◆ Exercise prompt
Will you output the entries below exactly, skipping every image they contain?

◆ Data listing
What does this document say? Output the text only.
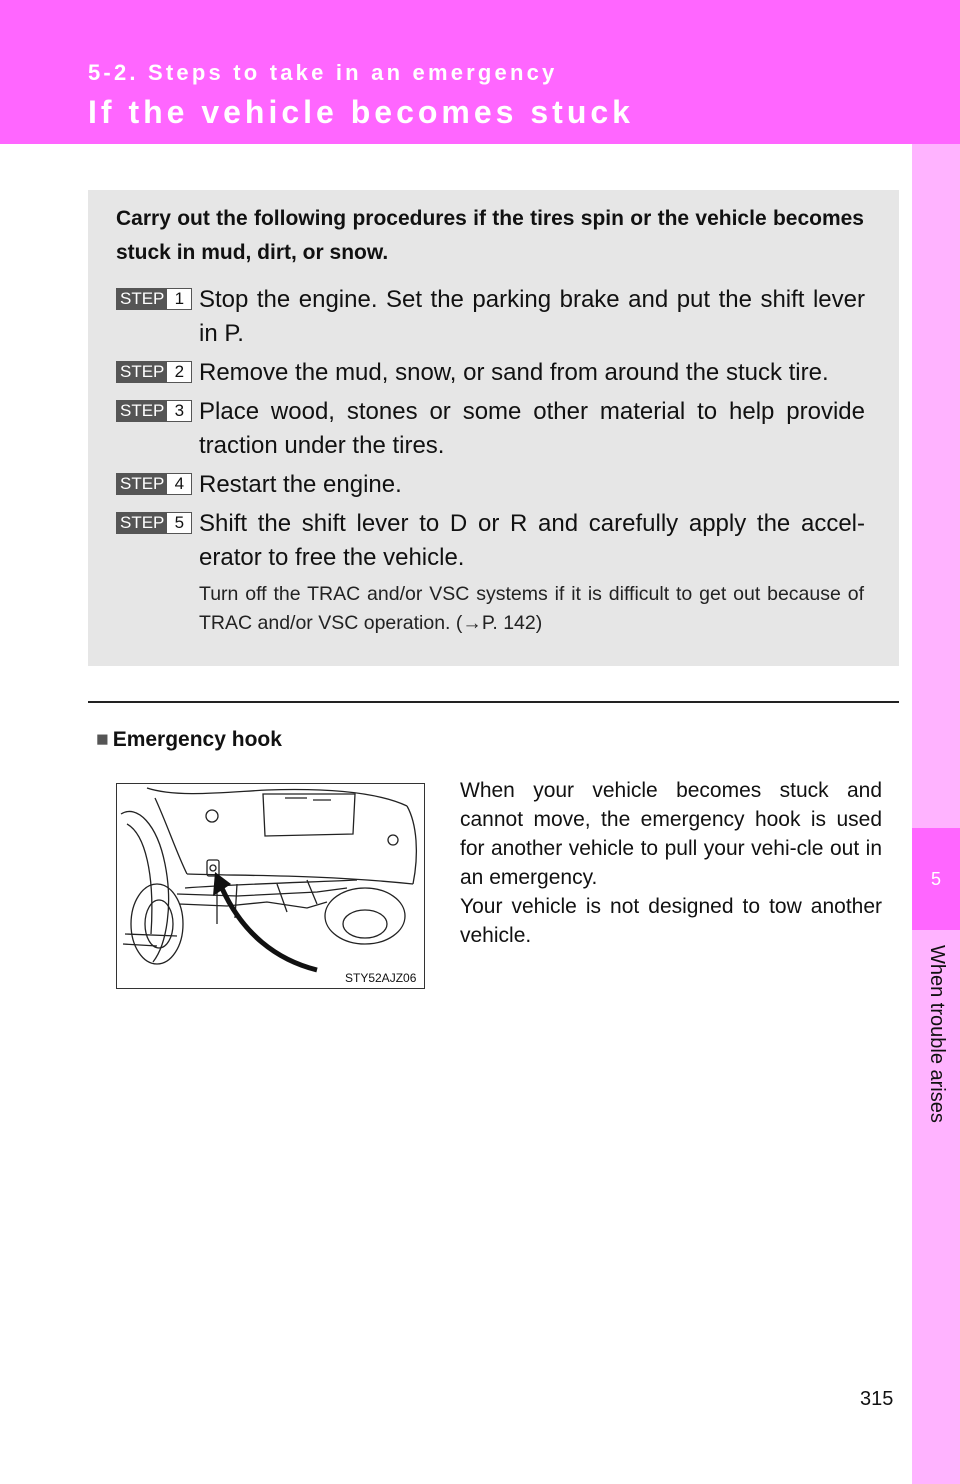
5-2. Steps to take in an emergency
If the vehicle becomes stuck
5
When trouble arises
Carry out the following procedures if the tires spin or the vehicle becomes stuck in mud, dirt, or snow.
STEP 1 Stop the engine. Set the parking brake and put the shift lever in P.
STEP 2 Remove the mud, snow, or sand from around the stuck tire.
STEP 3 Place wood, stones or some other material to help provide traction under the tires.
STEP 4 Restart the engine.
STEP 5 Shift the shift lever to D or R and carefully apply the accel-erator to free the vehicle.
Turn off the TRAC and/or VSC systems if it is difficult to get out because of TRAC and/or VSC operation. (→P. 142)
■ Emergency hook
STY52AJZ06

When your vehicle becomes stuck and cannot move, the emergency hook is used for another vehicle to pull your vehi-cle out in an emergency.

Your vehicle is not designed to tow another vehicle.

315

◆ Solution for this problem
What does this document say? Output the text only.
5-2. Steps to take in an emergency
If the vehicle becomes stuck
5
When trouble arises
Carry out the following procedures if the tires spin or the vehicle becomes stuck in mud, dirt, or snow.
STEP 1 Stop the engine. Set the parking brake and put the shift lever in P.
STEP 2 Remove the mud, snow, or sand from around the stuck tire.
STEP 3 Place wood, stones or some other material to help provide traction under the tires.
STEP 4 Restart the engine.
STEP 5 Shift the shift lever to D or R and carefully apply the accel-erator to free the vehicle.
Turn off the TRAC and/or VSC systems if it is difficult to get out because of TRAC and/or VSC operation. (→P. 142)
■ Emergency hook
STY52AJZ06

When your vehicle becomes stuck and cannot move, the emergency hook is used for another vehicle to pull your vehi-cle out in an emergency.

Your vehicle is not designed to tow another vehicle.

315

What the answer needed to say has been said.